— START —

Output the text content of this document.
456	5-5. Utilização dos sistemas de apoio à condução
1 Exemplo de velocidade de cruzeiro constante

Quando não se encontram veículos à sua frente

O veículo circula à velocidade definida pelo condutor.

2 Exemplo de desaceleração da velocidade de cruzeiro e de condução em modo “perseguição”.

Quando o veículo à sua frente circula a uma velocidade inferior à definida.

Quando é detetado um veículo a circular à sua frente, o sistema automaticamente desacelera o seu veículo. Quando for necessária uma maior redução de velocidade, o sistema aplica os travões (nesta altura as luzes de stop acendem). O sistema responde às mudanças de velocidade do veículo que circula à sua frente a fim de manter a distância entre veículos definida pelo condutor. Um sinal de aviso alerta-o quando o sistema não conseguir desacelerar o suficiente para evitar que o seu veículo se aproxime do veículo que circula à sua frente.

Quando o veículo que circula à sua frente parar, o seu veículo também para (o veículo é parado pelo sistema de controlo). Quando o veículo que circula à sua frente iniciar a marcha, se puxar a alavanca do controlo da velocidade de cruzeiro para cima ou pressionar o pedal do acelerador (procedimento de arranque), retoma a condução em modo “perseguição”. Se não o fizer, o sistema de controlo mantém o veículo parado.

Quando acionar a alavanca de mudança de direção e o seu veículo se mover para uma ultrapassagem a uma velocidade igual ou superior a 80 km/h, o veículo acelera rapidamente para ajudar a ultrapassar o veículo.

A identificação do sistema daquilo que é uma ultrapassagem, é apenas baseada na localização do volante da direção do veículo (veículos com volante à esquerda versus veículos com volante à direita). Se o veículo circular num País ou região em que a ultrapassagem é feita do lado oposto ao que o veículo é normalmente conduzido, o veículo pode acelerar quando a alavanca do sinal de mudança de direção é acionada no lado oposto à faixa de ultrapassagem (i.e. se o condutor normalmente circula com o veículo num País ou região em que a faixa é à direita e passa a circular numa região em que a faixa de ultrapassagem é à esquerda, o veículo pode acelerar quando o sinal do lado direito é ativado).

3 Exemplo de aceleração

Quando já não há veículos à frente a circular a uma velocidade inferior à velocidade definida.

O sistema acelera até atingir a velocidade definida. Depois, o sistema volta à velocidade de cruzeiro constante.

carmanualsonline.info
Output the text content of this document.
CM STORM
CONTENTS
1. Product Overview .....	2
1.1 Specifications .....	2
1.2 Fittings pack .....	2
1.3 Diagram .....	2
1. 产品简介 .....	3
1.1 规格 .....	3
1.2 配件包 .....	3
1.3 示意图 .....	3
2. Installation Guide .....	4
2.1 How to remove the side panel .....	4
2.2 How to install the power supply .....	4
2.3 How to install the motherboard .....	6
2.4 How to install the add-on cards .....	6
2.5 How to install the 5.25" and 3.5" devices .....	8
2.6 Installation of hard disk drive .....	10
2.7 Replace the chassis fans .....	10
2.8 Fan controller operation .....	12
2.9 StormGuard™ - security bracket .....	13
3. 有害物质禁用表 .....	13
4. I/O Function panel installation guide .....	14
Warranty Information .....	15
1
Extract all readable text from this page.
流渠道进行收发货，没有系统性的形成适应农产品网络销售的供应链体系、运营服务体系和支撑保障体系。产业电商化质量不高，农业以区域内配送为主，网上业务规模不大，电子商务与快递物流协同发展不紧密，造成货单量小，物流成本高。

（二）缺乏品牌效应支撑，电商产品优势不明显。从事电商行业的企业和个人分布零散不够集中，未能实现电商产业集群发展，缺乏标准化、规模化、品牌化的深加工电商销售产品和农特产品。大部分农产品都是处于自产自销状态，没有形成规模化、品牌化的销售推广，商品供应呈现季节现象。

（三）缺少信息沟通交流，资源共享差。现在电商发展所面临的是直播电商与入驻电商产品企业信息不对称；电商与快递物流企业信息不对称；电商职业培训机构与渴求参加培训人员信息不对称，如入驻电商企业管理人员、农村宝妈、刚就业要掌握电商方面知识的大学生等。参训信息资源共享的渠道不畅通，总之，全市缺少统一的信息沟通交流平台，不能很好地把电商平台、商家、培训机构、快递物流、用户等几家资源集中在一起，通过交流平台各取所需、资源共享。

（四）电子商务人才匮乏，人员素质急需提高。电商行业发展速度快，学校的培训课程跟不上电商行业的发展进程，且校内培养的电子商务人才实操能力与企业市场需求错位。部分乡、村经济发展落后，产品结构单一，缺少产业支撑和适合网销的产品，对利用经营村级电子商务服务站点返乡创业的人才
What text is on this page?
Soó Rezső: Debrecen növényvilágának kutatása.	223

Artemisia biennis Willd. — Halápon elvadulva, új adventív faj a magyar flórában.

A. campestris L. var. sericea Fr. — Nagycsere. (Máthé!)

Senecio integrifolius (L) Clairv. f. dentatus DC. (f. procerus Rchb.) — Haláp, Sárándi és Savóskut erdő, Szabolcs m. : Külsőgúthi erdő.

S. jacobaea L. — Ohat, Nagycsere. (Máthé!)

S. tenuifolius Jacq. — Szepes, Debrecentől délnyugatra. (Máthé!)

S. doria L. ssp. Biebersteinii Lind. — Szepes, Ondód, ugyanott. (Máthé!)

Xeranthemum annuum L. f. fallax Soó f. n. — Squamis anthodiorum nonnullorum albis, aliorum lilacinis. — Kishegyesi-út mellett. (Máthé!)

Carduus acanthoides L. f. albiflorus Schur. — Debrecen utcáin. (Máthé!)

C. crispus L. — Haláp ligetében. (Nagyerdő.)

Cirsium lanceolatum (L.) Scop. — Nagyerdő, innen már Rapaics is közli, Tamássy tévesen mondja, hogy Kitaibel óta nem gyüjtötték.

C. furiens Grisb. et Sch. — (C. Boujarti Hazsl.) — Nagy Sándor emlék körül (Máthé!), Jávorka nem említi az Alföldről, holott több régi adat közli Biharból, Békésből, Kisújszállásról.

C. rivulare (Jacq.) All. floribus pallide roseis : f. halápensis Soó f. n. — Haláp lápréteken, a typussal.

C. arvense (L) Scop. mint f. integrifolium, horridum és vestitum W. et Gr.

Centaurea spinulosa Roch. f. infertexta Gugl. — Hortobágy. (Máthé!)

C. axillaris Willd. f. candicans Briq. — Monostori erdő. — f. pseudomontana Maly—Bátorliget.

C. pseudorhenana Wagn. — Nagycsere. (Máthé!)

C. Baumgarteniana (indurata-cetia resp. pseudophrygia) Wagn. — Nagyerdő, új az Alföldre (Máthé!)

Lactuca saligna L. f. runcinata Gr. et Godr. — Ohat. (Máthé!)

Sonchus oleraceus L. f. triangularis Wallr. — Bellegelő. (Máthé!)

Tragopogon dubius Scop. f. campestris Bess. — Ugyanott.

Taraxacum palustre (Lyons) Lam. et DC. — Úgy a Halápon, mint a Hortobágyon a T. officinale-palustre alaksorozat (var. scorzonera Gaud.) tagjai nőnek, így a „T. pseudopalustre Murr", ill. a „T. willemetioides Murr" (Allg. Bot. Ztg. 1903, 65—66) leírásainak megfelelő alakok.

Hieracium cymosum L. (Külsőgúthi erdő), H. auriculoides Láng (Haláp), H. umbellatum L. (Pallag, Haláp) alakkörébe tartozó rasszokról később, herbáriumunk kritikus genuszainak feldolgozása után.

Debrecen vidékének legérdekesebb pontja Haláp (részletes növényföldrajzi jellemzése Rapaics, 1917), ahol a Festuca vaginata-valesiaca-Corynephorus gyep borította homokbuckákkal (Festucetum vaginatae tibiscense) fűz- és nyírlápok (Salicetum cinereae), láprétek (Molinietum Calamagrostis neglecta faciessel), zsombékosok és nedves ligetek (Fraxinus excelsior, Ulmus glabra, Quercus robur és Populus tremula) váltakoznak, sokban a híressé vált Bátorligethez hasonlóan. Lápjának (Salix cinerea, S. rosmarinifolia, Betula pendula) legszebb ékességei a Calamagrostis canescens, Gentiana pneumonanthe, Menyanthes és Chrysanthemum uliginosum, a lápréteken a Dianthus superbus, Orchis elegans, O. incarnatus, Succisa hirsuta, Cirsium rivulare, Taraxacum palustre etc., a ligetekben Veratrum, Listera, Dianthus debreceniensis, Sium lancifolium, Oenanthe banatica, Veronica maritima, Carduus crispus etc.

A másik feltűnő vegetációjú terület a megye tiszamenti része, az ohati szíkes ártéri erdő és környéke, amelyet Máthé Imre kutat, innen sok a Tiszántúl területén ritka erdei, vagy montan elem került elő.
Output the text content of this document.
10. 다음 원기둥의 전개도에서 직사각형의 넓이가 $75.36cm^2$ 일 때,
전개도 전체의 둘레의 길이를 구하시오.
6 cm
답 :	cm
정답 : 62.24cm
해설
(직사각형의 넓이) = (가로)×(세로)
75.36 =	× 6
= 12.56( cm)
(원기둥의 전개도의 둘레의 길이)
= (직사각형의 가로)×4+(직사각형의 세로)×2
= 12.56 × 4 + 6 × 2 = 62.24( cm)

— END —

_Task requirements_: Go through the lines above. Select every one that has the string "condução".

_Worked answer_:
456	5-5. Utilização dos sistemas de apoio à condução
2 Exemplo de desaceleração da velocidade de cruzeiro e de condução em modo “perseguição”.
Quando o veículo que circula à sua frente parar, o seu veículo também para (o veículo é parado pelo sistema de controlo). Quando o veículo que circula à sua frente iniciar a marcha, se puxar a alavanca do controlo da velocidade de cruzeiro para cima ou pressionar o pedal do acelerador (procedimento de arranque), retoma a condução em modo “perseguição”. Se não o fizer, o sistema de controlo mantém o veículo parado.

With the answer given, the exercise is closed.